** start **
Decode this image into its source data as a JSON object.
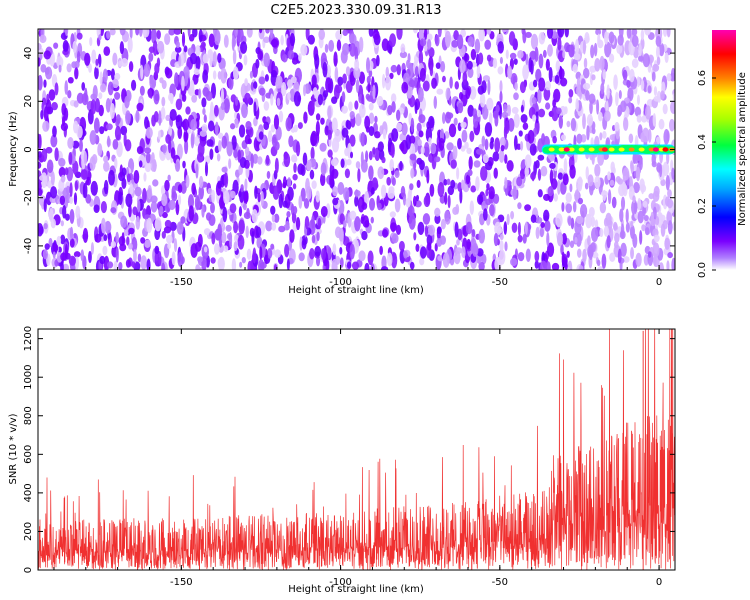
{
  "title": "C2E5.2023.330.09.31.R13",
  "chart_data": [
    {
      "type": "heatmap",
      "xlabel": "Height of straight line (km)",
      "ylabel": "Frequency (Hz)",
      "xlim": [
        -195,
        5
      ],
      "ylim": [
        -50,
        50
      ],
      "xticks": [
        -150,
        -100,
        -50,
        0
      ],
      "yticks": [
        -40,
        -20,
        0,
        20,
        40
      ],
      "colorbar": {
        "label": "Normalized spectral amplitude",
        "range": [
          0,
          0.75
        ],
        "ticks": [
          0.0,
          0.2,
          0.4,
          0.6
        ],
        "colormap": [
          "#ffffff",
          "#7a00ff",
          "#0000ff",
          "#00ffff",
          "#00ff00",
          "#ffff00",
          "#ff8000",
          "#ff0000",
          "#ff00b0"
        ]
      },
      "signal": {
        "x_range": [
          -35,
          5
        ],
        "frequency": 0,
        "peak_amplitude": 0.75
      },
      "grid": false
    },
    {
      "type": "line",
      "xlabel": "Height of straight line (km)",
      "ylabel": "SNR (10 * v/v)",
      "xlim": [
        -195,
        5
      ],
      "ylim": [
        0,
        1250
      ],
      "xticks": [
        -150,
        -100,
        -50,
        0
      ],
      "yticks": [
        0,
        200,
        400,
        600,
        800,
        1000,
        1200
      ],
      "color": "#f03030",
      "envelope": [
        {
          "x": -195,
          "y": 240
        },
        {
          "x": -150,
          "y": 250
        },
        {
          "x": -100,
          "y": 275
        },
        {
          "x": -60,
          "y": 330
        },
        {
          "x": -36,
          "y": 380
        },
        {
          "x": -33,
          "y": 560
        },
        {
          "x": -20,
          "y": 600
        },
        {
          "x": -10,
          "y": 700
        },
        {
          "x": 0,
          "y": 750
        },
        {
          "x": 5,
          "y": 760
        }
      ],
      "max_spike": {
        "x": -5,
        "y": 1240
      },
      "grid": false
    }
  ]
}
** end **
▶ [TASK REQUIREMENTS]:
Without the pictures, retype the whole of the material above exactly.

▶ [CORRECT OUTPUT]:
Decode this image into its source data as a JSON object.
{
  "title": "C2E5.2023.330.09.31.R13",
  "chart_data": [
    {
      "type": "heatmap",
      "xlabel": "Height of straight line (km)",
      "ylabel": "Frequency (Hz)",
      "xlim": [
        -195,
        5
      ],
      "ylim": [
        -50,
        50
      ],
      "xticks": [
        -150,
        -100,
        -50,
        0
      ],
      "yticks": [
        -40,
        -20,
        0,
        20,
        40
      ],
      "colorbar": {
        "label": "Normalized spectral amplitude",
        "range": [
          0,
          0.75
        ],
        "ticks": [
          0.0,
          0.2,
          0.4,
          0.6
        ],
        "colormap": [
          "#ffffff",
          "#7a00ff",
          "#0000ff",
          "#00ffff",
          "#00ff00",
          "#ffff00",
          "#ff8000",
          "#ff0000",
          "#ff00b0"
        ]
      },
      "signal": {
        "x_range": [
          -35,
          5
        ],
        "frequency": 0,
        "peak_amplitude": 0.75
      },
      "grid": false
    },
    {
      "type": "line",
      "xlabel": "Height of straight line (km)",
      "ylabel": "SNR (10 * v/v)",
      "xlim": [
        -195,
        5
      ],
      "ylim": [
        0,
        1250
      ],
      "xticks": [
        -150,
        -100,
        -50,
        0
      ],
      "yticks": [
        0,
        200,
        400,
        600,
        800,
        1000,
        1200
      ],
      "color": "#f03030",
      "envelope": [
        {
          "x": -195,
          "y": 240
        },
        {
          "x": -150,
          "y": 250
        },
        {
          "x": -100,
          "y": 275
        },
        {
          "x": -60,
          "y": 330
        },
        {
          "x": -36,
          "y": 380
        },
        {
          "x": -33,
          "y": 560
        },
        {
          "x": -20,
          "y": 600
        },
        {
          "x": -10,
          "y": 700
        },
        {
          "x": 0,
          "y": 750
        },
        {
          "x": 5,
          "y": 760
        }
      ],
      "max_spike": {
        "x": -5,
        "y": 1240
      },
      "grid": false
    }
  ]
}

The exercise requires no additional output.